§ **Exercise prompt**
Write out the listing below again, precisely as it is given.

§ **Records for processing**
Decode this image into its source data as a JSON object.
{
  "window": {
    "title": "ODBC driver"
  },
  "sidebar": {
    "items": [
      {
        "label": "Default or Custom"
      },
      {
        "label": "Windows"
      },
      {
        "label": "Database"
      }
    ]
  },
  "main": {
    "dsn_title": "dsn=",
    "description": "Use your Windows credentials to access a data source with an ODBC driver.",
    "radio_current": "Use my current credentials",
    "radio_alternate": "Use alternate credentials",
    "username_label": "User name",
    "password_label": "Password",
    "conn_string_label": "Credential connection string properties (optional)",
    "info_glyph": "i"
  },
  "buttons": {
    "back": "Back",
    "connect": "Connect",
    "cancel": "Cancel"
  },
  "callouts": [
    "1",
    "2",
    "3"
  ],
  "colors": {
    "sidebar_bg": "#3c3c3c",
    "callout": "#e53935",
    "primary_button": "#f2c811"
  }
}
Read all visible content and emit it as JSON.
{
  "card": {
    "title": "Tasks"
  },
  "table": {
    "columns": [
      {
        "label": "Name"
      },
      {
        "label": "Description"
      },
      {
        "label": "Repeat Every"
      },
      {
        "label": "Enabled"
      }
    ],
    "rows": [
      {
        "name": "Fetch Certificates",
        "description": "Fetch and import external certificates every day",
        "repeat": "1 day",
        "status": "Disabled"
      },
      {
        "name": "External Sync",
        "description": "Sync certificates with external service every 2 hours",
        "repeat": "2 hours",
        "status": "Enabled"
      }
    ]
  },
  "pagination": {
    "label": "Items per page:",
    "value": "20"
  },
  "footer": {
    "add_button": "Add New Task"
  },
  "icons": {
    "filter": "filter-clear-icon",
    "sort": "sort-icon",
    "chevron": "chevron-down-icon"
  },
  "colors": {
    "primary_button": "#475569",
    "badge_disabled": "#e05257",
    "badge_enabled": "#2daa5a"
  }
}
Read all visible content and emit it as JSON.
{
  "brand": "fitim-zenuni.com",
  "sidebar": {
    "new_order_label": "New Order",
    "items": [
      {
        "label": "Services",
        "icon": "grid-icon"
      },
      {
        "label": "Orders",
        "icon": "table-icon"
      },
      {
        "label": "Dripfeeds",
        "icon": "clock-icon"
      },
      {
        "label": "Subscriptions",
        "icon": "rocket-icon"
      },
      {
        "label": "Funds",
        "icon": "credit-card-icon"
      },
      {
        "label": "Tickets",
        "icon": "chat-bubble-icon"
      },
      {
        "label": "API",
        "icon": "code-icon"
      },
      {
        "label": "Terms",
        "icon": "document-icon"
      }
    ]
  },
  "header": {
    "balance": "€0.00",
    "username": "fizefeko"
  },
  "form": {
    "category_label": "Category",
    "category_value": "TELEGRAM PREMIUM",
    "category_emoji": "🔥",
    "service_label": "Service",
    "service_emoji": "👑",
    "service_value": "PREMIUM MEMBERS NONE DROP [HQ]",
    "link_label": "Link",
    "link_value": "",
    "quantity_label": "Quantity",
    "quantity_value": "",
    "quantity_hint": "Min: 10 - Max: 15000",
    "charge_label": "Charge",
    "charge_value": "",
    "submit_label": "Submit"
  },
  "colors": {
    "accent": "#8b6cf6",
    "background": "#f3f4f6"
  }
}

§ **Exercise answer**
Decode this image into its source data as a JSON object.
{
  "window": {
    "title": "ODBC driver"
  },
  "sidebar": {
    "items": [
      {
        "label": "Default or Custom"
      },
      {
        "label": "Windows"
      },
      {
        "label": "Database"
      }
    ]
  },
  "main": {
    "dsn_title": "dsn=",
    "description": "Use your Windows credentials to access a data source with an ODBC driver.",
    "radio_current": "Use my current credentials",
    "radio_alternate": "Use alternate credentials",
    "username_label": "User name",
    "password_label": "Password",
    "conn_string_label": "Credential connection string properties (optional)",
    "info_glyph": "i"
  },
  "buttons": {
    "back": "Back",
    "connect": "Connect",
    "cancel": "Cancel"
  },
  "callouts": [
    "1",
    "2",
    "3"
  ],
  "colors": {
    "sidebar_bg": "#3c3c3c",
    "callout": "#e53935",
    "primary_button": "#f2c811"
  }
}
Read all visible content and emit it as JSON.
{
  "card": {
    "title": "Tasks"
  },
  "table": {
    "columns": [
      {
        "label": "Name"
      },
      {
        "label": "Description"
      },
      {
        "label": "Repeat Every"
      },
      {
        "label": "Enabled"
      }
    ],
    "rows": [
      {
        "name": "Fetch Certificates",
        "description": "Fetch and import external certificates every day",
        "repeat": "1 day",
        "status": "Disabled"
      },
      {
        "name": "External Sync",
        "description": "Sync certificates with external service every 2 hours",
        "repeat": "2 hours",
        "status": "Enabled"
      }
    ]
  },
  "pagination": {
    "label": "Items per page:",
    "value": "20"
  },
  "footer": {
    "add_button": "Add New Task"
  },
  "icons": {
    "filter": "filter-clear-icon",
    "sort": "sort-icon",
    "chevron": "chevron-down-icon"
  },
  "colors": {
    "primary_button": "#475569",
    "badge_disabled": "#e05257",
    "badge_enabled": "#2daa5a"
  }
}
Read all visible content and emit it as JSON.
{
  "brand": "fitim-zenuni.com",
  "sidebar": {
    "new_order_label": "New Order",
    "items": [
      {
        "label": "Services",
        "icon": "grid-icon"
      },
      {
        "label": "Orders",
        "icon": "table-icon"
      },
      {
        "label": "Dripfeeds",
        "icon": "clock-icon"
      },
      {
        "label": "Subscriptions",
        "icon": "rocket-icon"
      },
      {
        "label": "Funds",
        "icon": "credit-card-icon"
      },
      {
        "label": "Tickets",
        "icon": "chat-bubble-icon"
      },
      {
        "label": "API",
        "icon": "code-icon"
      },
      {
        "label": "Terms",
        "icon": "document-icon"
      }
    ]
  },
  "header": {
    "balance": "€0.00",
    "username": "fizefeko"
  },
  "form": {
    "category_label": "Category",
    "category_value": "TELEGRAM PREMIUM",
    "category_emoji": "🔥",
    "service_label": "Service",
    "service_emoji": "👑",
    "service_value": "PREMIUM MEMBERS NONE DROP [HQ]",
    "link_label": "Link",
    "link_value": "",
    "quantity_label": "Quantity",
    "quantity_value": "",
    "quantity_hint": "Min: 10 - Max: 15000",
    "charge_label": "Charge",
    "charge_value": "",
    "submit_label": "Submit"
  },
  "colors": {
    "accent": "#8b6cf6",
    "background": "#f3f4f6"
  }
}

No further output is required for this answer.